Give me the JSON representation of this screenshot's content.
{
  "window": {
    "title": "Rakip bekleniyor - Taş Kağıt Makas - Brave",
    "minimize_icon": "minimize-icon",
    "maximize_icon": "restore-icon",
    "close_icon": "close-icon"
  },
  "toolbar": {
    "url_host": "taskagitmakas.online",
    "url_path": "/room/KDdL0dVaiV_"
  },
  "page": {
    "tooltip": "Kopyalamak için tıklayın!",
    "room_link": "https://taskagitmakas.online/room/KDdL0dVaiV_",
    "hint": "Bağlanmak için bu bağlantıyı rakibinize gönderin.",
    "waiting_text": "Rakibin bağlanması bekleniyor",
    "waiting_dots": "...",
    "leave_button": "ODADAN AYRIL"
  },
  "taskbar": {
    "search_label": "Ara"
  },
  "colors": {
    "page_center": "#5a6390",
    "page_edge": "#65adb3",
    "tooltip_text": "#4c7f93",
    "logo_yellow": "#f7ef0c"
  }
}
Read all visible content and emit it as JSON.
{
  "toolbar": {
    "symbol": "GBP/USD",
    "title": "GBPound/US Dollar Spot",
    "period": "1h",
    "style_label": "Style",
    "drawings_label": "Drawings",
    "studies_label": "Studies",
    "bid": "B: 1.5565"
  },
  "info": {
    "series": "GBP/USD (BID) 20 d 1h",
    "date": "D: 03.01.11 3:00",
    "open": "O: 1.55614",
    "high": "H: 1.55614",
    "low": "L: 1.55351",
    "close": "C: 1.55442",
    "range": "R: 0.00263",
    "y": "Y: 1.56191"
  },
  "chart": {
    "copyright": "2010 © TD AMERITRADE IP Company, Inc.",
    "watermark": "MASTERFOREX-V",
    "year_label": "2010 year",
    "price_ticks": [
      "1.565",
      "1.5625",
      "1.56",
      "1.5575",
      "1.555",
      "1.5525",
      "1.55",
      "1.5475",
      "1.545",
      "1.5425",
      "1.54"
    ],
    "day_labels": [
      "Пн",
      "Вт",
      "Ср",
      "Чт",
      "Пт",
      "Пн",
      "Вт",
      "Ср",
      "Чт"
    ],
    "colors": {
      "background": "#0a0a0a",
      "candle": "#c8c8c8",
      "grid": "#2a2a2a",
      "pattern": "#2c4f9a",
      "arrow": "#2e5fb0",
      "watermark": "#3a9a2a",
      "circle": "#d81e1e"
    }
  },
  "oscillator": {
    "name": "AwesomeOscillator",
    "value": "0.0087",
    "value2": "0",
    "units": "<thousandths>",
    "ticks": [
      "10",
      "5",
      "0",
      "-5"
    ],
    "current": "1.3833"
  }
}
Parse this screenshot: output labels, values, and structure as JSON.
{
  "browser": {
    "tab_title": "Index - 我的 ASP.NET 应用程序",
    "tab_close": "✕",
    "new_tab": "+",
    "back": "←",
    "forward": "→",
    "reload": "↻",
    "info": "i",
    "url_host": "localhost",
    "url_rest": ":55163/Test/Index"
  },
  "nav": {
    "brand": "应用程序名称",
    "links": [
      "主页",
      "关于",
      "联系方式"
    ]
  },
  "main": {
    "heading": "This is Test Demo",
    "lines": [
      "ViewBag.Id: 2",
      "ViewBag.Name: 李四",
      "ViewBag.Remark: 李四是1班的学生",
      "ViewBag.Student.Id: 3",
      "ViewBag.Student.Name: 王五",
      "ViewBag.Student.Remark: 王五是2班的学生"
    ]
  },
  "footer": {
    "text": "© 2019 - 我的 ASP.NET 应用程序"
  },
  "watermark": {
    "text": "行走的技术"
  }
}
* * *
OBJECTIVE =
Look for the word "Student" and return every line where it occurs.

SOLUTION FOR THIS PROBLEM =
      "ViewBag.Student.Id: 3",
      "ViewBag.Student.Name: 王五",
      "ViewBag.Student.Remark: 王五是2班的学生"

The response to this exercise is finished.